_Directive_
Below are the records; collect from them each line containing the string "rotate".

_Given information_
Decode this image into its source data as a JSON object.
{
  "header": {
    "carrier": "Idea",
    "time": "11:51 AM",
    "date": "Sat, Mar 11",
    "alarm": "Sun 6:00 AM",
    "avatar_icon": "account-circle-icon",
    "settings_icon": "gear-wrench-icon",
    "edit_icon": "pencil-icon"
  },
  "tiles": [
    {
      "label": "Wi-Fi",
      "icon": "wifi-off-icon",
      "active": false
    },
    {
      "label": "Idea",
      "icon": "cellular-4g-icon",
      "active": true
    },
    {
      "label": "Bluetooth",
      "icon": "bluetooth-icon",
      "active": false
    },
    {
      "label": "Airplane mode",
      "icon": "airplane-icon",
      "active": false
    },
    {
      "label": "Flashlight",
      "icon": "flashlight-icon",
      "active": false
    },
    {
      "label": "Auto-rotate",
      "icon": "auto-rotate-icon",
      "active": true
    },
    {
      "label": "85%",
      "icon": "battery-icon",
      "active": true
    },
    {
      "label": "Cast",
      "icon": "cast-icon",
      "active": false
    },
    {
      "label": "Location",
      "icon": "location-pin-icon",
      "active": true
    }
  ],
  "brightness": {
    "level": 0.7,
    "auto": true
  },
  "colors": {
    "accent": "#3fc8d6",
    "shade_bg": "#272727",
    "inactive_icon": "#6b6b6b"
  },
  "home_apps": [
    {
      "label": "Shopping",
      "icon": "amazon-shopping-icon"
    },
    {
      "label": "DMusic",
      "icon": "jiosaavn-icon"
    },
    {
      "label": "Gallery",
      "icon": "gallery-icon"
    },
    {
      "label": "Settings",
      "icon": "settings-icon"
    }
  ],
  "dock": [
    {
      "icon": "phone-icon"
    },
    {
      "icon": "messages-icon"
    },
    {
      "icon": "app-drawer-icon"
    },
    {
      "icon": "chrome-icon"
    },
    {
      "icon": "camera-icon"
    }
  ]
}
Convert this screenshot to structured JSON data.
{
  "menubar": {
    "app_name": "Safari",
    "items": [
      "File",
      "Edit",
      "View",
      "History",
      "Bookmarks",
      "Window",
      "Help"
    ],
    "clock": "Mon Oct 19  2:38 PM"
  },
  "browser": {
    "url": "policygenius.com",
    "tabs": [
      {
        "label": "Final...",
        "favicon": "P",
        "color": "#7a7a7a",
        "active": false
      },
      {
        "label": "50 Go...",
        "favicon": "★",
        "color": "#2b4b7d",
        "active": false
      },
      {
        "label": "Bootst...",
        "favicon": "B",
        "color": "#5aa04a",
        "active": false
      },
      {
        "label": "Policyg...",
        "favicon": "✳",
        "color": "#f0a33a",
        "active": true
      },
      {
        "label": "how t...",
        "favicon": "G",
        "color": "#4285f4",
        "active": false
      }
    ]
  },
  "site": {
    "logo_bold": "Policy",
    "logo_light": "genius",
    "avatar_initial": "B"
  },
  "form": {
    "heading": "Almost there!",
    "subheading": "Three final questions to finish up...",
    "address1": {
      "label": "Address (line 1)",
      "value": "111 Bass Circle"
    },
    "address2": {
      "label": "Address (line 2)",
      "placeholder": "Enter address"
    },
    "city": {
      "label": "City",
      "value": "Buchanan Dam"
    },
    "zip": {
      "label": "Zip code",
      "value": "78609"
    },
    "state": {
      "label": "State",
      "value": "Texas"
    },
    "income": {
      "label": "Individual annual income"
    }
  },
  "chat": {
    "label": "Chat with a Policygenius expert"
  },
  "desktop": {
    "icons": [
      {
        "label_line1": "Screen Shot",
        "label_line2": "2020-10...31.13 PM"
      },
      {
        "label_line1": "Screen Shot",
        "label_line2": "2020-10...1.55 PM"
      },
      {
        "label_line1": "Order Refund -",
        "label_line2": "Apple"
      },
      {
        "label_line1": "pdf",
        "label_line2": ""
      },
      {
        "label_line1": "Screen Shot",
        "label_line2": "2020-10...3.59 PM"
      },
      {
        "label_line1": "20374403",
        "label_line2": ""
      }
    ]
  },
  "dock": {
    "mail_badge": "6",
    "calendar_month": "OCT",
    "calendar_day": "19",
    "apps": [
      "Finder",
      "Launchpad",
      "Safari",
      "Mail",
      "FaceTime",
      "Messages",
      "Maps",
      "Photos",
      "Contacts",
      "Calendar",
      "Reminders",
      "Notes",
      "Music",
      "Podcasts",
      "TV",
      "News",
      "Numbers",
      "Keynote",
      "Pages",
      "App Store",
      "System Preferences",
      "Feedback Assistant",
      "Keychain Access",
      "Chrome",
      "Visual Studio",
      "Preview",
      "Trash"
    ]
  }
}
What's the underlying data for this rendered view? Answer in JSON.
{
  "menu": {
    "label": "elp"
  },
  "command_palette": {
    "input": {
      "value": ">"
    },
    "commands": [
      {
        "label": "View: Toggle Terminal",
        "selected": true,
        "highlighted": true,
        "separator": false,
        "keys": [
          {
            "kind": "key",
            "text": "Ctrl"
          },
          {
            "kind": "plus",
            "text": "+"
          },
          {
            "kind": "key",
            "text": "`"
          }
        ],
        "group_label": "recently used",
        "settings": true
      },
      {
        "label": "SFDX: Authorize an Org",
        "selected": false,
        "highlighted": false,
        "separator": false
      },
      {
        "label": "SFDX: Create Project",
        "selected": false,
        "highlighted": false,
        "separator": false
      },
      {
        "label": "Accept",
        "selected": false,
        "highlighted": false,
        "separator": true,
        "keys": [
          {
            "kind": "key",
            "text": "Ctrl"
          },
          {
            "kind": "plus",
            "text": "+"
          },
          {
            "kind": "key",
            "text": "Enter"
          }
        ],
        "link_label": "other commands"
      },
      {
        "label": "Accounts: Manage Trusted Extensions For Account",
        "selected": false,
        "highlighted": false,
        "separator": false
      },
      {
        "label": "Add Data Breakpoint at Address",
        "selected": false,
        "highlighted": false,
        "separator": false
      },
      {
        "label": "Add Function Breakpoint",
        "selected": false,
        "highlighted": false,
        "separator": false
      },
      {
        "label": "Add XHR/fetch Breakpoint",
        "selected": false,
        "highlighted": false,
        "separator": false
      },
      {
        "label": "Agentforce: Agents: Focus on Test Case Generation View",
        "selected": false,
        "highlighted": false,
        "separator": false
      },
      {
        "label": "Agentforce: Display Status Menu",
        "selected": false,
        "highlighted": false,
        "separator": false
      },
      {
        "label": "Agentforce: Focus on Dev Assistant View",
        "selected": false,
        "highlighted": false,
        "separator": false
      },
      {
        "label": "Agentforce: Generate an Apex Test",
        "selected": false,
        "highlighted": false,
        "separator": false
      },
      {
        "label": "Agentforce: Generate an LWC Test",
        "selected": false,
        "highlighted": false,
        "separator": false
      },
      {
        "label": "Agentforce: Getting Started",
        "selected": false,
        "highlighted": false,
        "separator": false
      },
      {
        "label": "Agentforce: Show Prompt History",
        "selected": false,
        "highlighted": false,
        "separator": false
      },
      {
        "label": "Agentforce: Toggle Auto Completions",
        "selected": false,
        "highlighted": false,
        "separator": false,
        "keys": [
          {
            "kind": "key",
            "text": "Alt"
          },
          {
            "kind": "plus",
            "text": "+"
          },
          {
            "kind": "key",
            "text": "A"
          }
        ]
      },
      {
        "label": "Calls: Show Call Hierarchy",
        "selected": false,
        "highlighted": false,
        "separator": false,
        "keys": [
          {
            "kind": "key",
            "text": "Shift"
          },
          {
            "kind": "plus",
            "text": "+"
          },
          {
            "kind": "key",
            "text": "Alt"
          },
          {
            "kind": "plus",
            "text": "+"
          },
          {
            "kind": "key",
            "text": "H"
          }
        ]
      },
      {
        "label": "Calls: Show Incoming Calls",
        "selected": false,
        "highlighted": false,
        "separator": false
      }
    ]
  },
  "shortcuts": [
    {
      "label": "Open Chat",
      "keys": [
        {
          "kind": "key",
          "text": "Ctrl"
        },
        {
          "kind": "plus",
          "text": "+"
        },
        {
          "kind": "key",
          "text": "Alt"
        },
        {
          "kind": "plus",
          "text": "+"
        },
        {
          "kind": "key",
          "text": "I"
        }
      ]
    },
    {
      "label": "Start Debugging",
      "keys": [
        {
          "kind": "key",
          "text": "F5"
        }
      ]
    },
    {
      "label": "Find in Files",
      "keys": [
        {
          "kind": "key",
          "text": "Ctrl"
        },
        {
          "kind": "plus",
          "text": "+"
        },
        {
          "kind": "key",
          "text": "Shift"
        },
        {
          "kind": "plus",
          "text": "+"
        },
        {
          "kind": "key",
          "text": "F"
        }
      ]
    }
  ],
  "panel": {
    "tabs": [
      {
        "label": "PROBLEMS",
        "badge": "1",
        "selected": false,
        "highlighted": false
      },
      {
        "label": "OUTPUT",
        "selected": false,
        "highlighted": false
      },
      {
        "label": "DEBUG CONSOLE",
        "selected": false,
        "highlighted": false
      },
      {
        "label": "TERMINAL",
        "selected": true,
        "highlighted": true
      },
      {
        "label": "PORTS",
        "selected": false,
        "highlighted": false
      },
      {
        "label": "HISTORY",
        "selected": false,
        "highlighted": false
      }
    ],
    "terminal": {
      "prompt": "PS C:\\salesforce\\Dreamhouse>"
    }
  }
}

_Output of the task_
      "label": "Auto-rotate",
      "icon": "auto-rotate-icon",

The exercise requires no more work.